Женщины тоже хорошо понимали не только необходимость подобного отношения к семье, но и личную ответственность “за её сохранение на время отсутствия мужа”. Мотивация преданности супругу, святости семейных уз у дончанок носила, как видим, всё же несколько иной, более глубинный характер, нежели у представительниц других соэтносов русской нации. Вот это “иное” и почувствовало старшее поколение хуторян, когда Аксинья на предостерегающие замечания лишь “вызывающе смеялась” да “людей не совестясь и не таясь, высоко несла свою преступную голову” (1, 56). Здесь, похоже, вводились новые формы морали, противоречащие традиционно-православным. Уже с надеждой и “поганеньким ожиданьицем” (деэстетизация? — Н.М.) стали ждать они возвращения Степана, который образумит непутёвую жену, наведёт порядок в казачьем доме.
Не отказывает автор «Тихого Дона» своим героиням и в женской привлекательности. Но и здесь Шолохов отступает от соблазна оставить им так называемую “фольклорность”, где казачка “белым-бела, а в поясу тонка, личика беленькия, брови чёрненькие, наведённенькия <...> ровно тоненький шнурок”4. Примечательно, однако, что читатель, заметив несовпадение шолоховских героинь с “фольклорными сородичами”, легко восполняет этот “недостаток”, переключаясь на сравнение их с мифологическими персонажами других культур. Притягательность “песенных” или мифологических образов для прекрасной половины человечества поистине неизбывна и легко объяснима, вот только вмешательство в авторскую художественную лабораторию не всегда безобидно. О чём здесь идёт речь?

▶ **Условие задания**: Чьего возвращения, согласно тексту о героинях «Тихого Дона», с надеждой ждало старшее поколение хуторян?

▶ **Материалы**:

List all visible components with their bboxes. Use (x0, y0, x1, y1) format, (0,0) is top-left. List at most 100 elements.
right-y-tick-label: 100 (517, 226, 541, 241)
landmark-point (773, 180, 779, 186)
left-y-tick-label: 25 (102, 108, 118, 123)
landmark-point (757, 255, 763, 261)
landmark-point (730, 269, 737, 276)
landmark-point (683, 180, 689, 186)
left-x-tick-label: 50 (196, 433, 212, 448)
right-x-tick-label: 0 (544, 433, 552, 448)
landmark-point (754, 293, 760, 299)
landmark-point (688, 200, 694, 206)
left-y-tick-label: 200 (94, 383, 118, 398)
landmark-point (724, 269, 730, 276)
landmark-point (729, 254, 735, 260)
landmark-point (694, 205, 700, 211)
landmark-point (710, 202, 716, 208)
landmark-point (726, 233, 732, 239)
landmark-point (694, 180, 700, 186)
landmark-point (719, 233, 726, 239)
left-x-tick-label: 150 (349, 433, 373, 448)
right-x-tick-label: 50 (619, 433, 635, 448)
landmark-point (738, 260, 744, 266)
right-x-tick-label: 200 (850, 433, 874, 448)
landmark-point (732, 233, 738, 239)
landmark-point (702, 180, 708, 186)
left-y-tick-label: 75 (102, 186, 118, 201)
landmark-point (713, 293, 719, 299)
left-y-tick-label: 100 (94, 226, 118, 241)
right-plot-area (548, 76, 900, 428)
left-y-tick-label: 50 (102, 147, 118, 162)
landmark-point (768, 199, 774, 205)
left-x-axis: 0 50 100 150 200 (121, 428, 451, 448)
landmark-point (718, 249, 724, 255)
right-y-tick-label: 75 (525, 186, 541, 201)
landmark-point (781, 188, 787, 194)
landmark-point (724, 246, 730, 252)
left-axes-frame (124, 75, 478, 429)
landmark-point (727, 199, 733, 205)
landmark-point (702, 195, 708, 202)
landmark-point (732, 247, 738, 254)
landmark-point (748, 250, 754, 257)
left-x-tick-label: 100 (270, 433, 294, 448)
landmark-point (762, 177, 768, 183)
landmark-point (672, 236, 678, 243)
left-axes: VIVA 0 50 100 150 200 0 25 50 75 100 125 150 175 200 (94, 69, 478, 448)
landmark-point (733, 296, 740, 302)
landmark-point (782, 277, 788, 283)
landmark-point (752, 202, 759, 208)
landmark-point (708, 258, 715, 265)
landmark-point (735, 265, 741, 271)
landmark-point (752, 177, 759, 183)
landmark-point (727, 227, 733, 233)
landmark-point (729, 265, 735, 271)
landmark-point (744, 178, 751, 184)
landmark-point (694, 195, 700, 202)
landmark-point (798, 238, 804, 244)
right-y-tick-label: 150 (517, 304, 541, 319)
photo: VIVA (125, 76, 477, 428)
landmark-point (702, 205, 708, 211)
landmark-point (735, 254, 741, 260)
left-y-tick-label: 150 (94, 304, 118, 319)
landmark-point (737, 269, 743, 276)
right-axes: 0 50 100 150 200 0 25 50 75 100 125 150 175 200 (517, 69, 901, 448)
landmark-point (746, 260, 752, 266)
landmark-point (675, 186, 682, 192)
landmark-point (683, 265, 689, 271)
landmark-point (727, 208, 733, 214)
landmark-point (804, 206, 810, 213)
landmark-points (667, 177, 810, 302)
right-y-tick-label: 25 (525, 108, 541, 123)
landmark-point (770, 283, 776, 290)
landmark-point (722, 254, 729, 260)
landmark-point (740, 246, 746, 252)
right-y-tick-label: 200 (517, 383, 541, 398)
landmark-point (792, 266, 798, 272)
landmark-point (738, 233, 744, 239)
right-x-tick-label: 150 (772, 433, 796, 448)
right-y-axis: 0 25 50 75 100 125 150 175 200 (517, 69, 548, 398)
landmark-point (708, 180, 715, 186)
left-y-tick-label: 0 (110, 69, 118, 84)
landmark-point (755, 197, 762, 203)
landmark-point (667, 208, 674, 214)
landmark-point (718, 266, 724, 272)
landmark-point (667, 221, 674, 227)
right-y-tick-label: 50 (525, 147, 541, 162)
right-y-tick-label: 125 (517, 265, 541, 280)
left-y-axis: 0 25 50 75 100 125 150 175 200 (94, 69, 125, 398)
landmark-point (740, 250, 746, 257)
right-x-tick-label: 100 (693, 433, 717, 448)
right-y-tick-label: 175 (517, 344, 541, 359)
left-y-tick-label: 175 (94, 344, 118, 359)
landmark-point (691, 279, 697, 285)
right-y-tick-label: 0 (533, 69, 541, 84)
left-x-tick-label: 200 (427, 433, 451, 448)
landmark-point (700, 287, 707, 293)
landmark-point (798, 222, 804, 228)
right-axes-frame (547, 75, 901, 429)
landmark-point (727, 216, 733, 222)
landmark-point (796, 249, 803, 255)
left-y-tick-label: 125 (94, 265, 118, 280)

▶ **Готовый ответ**: Возвращения Степана, который образумит непутёвую жену и наведёт порядок в казачьем доме.